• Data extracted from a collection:

>>>>

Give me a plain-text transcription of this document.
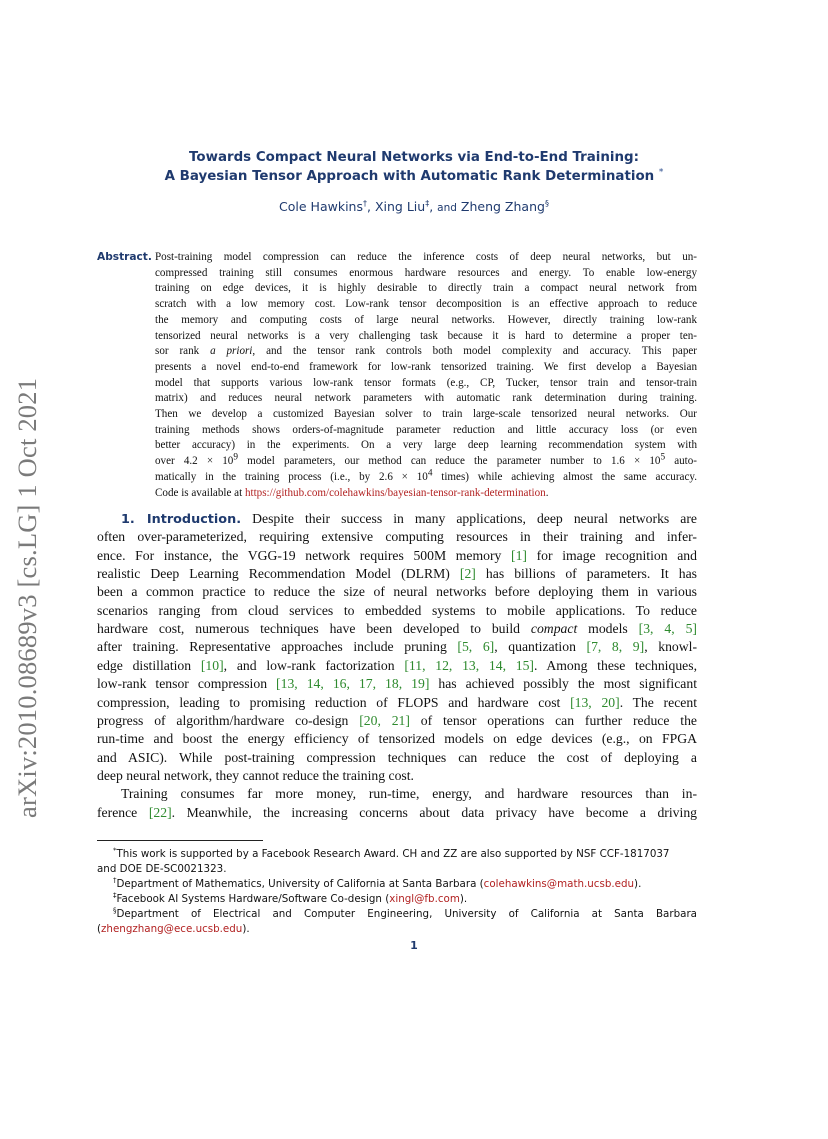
arXiv:2010.08689v3 [cs.LG] 1 Oct 2021
Towards Compact Neural Networks via End-to-End Training:
A Bayesian Tensor Approach with Automatic Rank Determination *
Cole Hawkins†, Xing Liu‡, and Zheng Zhang§
Abstract. Post-training model compression can reduce the inference costs of deep neural networks, but un-
compressed training still consumes enormous hardware resources and energy. To enable low-energy
training on edge devices, it is highly desirable to directly train a compact neural network from
scratch with a low memory cost. Low-rank tensor decomposition is an effective approach to reduce
the memory and computing costs of large neural networks. However, directly training low-rank
tensorized neural networks is a very challenging task because it is hard to determine a proper ten-
sor rank a priori, and the tensor rank controls both model complexity and accuracy. This paper
presents a novel end-to-end framework for low-rank tensorized training. We first develop a Bayesian
model that supports various low-rank tensor formats (e.g., CP, Tucker, tensor train and tensor-train
matrix) and reduces neural network parameters with automatic rank determination during training.
Then we develop a customized Bayesian solver to train large-scale tensorized neural networks. Our
training methods shows orders-of-magnitude parameter reduction and little accuracy loss (or even
better accuracy) in the experiments. On a very large deep learning recommendation system with
over $4.2 \times 10^9$ model parameters, our method can reduce the parameter number to $1.6 \times 10^5$ auto-
matically in the training process (i.e., by $2.6 \times 10^4$ times) while achieving almost the same accuracy.
Code is available at https://github.com/colehawkins/bayesian-tensor-rank-determination.
1. Introduction. Despite their success in many applications, deep neural networks are
often over-parameterized, requiring extensive computing resources in their training and infer-
ence. For instance, the VGG-19 network requires 500M memory [1] for image recognition and
realistic Deep Learning Recommendation Model (DLRM) [2] has billions of parameters. It has
been a common practice to reduce the size of neural networks before deploying them in various
scenarios ranging from cloud services to embedded systems to mobile applications. To reduce
hardware cost, numerous techniques have been developed to build compact models [3, 4, 5]
after training. Representative approaches include pruning [5, 6], quantization [7, 8, 9], knowl-
edge distillation [10], and low-rank factorization [11, 12, 13, 14, 15]. Among these techniques,
low-rank tensor compression [13, 14, 16, 17, 18, 19] has achieved possibly the most significant
compression, leading to promising reduction of FLOPS and hardware cost [13, 20]. The recent
progress of algorithm/hardware co-design [20, 21] of tensor operations can further reduce the
run-time and boost the energy efficiency of tensorized models on edge devices (e.g., on FPGA
and ASIC). While post-training compression techniques can reduce the cost of deploying a
deep neural network, they cannot reduce the training cost.
Training consumes far more money, run-time, energy, and hardware resources than in-
ference [22]. Meanwhile, the increasing concerns about data privacy have become a driving
*This work is supported by a Facebook Research Award. CH and ZZ are also supported by NSF CCF-1817037
and DOE DE-SC0021323.
†Department of Mathematics, University of California at Santa Barbara (colehawkins@math.ucsb.edu).
‡Facebook AI Systems Hardware/Software Co-design (xingl@fb.com).
§Department of Electrical and Computer Engineering, University of California at Santa Barbara
(zhengzhang@ece.ucsb.edu).
1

<<<<

• Stated problem:
Using the records above, output their complete text exactly, minus any images.

• Worked answer:
Give me a plain-text transcription of this document.
arXiv:2010.08689v3 [cs.LG] 1 Oct 2021
Towards Compact Neural Networks via End-to-End Training:
A Bayesian Tensor Approach with Automatic Rank Determination *
Cole Hawkins†, Xing Liu‡, and Zheng Zhang§
Abstract. Post-training model compression can reduce the inference costs of deep neural networks, but un-
compressed training still consumes enormous hardware resources and energy. To enable low-energy
training on edge devices, it is highly desirable to directly train a compact neural network from
scratch with a low memory cost. Low-rank tensor decomposition is an effective approach to reduce
the memory and computing costs of large neural networks. However, directly training low-rank
tensorized neural networks is a very challenging task because it is hard to determine a proper ten-
sor rank a priori, and the tensor rank controls both model complexity and accuracy. This paper
presents a novel end-to-end framework for low-rank tensorized training. We first develop a Bayesian
model that supports various low-rank tensor formats (e.g., CP, Tucker, tensor train and tensor-train
matrix) and reduces neural network parameters with automatic rank determination during training.
Then we develop a customized Bayesian solver to train large-scale tensorized neural networks. Our
training methods shows orders-of-magnitude parameter reduction and little accuracy loss (or even
better accuracy) in the experiments. On a very large deep learning recommendation system with
over $4.2 \times 10^9$ model parameters, our method can reduce the parameter number to $1.6 \times 10^5$ auto-
matically in the training process (i.e., by $2.6 \times 10^4$ times) while achieving almost the same accuracy.
Code is available at https://github.com/colehawkins/bayesian-tensor-rank-determination.
1. Introduction. Despite their success in many applications, deep neural networks are
often over-parameterized, requiring extensive computing resources in their training and infer-
ence. For instance, the VGG-19 network requires 500M memory [1] for image recognition and
realistic Deep Learning Recommendation Model (DLRM) [2] has billions of parameters. It has
been a common practice to reduce the size of neural networks before deploying them in various
scenarios ranging from cloud services to embedded systems to mobile applications. To reduce
hardware cost, numerous techniques have been developed to build compact models [3, 4, 5]
after training. Representative approaches include pruning [5, 6], quantization [7, 8, 9], knowl-
edge distillation [10], and low-rank factorization [11, 12, 13, 14, 15]. Among these techniques,
low-rank tensor compression [13, 14, 16, 17, 18, 19] has achieved possibly the most significant
compression, leading to promising reduction of FLOPS and hardware cost [13, 20]. The recent
progress of algorithm/hardware co-design [20, 21] of tensor operations can further reduce the
run-time and boost the energy efficiency of tensorized models on edge devices (e.g., on FPGA
and ASIC). While post-training compression techniques can reduce the cost of deploying a
deep neural network, they cannot reduce the training cost.
Training consumes far more money, run-time, energy, and hardware resources than in-
ference [22]. Meanwhile, the increasing concerns about data privacy have become a driving
*This work is supported by a Facebook Research Award. CH and ZZ are also supported by NSF CCF-1817037
and DOE DE-SC0021323.
†Department of Mathematics, University of California at Santa Barbara (colehawkins@math.ucsb.edu).
‡Facebook AI Systems Hardware/Software Co-design (xingl@fb.com).
§Department of Electrical and Computer Engineering, University of California at Santa Barbara
(zhengzhang@ece.ucsb.edu).
1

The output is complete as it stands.